## START Supplied records

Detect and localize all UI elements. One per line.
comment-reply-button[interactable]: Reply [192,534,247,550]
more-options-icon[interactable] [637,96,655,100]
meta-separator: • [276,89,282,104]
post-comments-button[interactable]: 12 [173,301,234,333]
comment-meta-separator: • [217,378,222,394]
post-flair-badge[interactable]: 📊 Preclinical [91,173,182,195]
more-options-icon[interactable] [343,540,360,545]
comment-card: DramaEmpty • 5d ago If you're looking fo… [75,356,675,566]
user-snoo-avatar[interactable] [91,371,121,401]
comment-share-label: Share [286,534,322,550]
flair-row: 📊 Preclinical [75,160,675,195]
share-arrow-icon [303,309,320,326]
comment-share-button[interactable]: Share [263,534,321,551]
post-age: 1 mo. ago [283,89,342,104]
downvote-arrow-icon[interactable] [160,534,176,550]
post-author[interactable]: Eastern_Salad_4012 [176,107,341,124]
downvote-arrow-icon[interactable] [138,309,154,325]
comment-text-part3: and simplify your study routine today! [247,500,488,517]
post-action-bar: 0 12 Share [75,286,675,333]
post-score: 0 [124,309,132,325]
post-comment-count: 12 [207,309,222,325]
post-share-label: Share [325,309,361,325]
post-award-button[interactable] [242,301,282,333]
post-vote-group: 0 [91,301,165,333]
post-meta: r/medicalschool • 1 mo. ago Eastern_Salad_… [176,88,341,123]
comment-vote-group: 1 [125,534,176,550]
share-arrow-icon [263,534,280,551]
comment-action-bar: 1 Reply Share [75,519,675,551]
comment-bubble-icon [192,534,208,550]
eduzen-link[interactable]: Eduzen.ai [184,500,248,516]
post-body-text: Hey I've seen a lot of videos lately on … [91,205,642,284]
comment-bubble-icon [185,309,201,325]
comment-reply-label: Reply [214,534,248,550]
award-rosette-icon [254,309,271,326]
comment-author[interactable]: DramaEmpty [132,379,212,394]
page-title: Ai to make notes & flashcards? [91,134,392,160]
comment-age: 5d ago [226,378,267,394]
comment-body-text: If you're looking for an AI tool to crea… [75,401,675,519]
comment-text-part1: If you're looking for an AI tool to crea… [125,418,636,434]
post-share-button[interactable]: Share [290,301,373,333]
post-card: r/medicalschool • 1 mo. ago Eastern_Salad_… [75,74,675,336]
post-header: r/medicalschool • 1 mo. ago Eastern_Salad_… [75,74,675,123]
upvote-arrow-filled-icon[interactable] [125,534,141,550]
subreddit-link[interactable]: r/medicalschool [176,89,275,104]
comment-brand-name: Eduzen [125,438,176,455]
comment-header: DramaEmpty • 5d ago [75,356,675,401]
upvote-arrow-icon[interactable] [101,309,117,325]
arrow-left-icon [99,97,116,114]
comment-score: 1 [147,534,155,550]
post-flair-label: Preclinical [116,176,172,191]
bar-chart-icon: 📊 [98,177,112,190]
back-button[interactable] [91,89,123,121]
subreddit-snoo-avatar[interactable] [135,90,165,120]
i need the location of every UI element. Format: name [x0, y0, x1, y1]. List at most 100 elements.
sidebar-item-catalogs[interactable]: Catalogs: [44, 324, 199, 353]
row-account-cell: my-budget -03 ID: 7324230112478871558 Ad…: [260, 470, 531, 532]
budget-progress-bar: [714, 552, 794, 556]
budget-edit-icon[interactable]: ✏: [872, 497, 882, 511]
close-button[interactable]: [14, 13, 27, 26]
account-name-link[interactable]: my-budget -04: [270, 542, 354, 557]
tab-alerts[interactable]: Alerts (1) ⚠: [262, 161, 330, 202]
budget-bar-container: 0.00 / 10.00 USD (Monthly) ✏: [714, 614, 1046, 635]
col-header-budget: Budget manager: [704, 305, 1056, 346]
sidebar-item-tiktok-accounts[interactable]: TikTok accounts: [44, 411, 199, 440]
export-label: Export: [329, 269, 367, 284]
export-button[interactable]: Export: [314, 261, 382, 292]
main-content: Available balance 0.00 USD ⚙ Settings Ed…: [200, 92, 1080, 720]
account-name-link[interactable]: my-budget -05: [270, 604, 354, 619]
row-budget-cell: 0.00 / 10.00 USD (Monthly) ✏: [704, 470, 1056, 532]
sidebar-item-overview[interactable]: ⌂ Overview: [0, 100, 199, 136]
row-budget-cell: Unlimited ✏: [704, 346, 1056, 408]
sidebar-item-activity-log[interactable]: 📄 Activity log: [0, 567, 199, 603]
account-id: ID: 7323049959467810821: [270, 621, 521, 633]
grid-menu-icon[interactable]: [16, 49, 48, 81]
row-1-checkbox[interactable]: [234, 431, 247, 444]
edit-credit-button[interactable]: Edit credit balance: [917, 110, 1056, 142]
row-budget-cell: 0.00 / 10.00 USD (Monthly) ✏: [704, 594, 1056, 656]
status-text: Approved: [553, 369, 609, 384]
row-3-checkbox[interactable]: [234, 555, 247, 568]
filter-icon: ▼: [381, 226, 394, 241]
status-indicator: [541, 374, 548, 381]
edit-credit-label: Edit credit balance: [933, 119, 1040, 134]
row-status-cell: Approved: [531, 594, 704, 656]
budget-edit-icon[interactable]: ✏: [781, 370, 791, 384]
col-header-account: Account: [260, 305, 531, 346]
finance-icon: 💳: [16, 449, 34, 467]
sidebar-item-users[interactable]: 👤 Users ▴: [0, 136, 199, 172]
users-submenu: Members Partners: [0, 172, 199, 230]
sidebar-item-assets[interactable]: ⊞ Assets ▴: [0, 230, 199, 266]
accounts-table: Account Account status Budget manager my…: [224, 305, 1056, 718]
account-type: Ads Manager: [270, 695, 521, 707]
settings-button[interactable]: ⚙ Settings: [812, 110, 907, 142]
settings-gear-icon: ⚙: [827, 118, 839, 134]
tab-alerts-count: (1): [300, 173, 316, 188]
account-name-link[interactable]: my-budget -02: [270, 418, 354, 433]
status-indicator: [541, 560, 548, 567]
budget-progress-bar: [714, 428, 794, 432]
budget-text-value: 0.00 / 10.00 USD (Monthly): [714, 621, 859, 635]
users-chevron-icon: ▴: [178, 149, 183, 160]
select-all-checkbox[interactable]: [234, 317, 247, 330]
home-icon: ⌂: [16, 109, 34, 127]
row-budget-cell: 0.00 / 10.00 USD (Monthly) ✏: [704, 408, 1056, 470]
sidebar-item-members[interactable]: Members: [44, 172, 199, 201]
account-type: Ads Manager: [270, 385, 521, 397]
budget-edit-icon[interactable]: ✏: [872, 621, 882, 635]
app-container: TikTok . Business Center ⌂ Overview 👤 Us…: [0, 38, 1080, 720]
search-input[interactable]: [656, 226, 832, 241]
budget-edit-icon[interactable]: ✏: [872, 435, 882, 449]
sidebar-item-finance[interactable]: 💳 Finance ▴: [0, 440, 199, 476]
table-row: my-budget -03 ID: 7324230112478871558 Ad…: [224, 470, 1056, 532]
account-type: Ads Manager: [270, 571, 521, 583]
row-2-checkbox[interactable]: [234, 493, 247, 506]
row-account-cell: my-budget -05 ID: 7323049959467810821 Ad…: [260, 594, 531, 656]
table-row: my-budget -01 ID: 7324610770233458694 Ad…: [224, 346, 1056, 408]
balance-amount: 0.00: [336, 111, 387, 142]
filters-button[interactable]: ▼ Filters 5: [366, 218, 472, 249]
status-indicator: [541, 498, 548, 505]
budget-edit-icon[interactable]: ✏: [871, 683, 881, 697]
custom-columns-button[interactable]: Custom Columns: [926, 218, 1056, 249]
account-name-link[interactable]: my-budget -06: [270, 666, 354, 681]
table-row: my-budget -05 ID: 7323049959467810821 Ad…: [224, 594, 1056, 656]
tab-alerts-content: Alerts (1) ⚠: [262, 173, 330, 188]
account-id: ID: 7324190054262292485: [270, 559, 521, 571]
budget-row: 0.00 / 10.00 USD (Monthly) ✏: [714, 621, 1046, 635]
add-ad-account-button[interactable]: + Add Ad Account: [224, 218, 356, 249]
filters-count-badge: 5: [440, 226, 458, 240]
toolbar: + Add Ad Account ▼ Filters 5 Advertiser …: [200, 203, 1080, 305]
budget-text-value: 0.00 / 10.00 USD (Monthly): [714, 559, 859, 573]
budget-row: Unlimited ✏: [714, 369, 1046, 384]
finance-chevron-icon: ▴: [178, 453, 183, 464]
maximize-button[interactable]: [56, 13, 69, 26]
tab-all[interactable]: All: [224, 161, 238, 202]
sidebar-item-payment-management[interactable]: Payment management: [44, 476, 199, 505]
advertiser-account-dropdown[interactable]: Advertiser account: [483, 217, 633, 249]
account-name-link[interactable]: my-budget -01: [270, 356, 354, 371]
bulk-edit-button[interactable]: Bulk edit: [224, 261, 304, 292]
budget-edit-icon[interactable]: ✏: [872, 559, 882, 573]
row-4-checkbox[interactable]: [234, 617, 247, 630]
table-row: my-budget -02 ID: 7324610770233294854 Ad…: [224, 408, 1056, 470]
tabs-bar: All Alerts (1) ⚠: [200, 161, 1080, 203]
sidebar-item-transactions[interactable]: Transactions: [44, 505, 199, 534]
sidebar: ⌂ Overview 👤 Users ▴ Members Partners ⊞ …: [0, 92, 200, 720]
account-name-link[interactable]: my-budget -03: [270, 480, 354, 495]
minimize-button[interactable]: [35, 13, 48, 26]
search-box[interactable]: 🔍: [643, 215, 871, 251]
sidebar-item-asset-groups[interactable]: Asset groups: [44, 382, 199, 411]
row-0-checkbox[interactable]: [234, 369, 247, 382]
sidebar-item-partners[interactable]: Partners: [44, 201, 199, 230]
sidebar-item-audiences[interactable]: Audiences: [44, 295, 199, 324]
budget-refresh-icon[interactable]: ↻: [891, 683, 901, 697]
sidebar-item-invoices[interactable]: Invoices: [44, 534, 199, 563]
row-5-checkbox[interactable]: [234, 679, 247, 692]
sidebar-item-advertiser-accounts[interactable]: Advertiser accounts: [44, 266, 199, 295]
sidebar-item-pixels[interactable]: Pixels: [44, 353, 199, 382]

## END Supplied records

Work to complete>
Transcribe the records from their first line through the line containing "post-flair-badge[interactable]: 📊 Preclinical", reproducing each line unchanged.

Complete response>
Detect and localize all UI elements. One per line.
comment-reply-button[interactable]: Reply [192,534,247,550]
more-options-icon[interactable] [637,96,655,100]
meta-separator: • [276,89,282,104]
post-comments-button[interactable]: 12 [173,301,234,333]
comment-meta-separator: • [217,378,222,394]
post-flair-badge[interactable]: 📊 Preclinical [91,173,182,195]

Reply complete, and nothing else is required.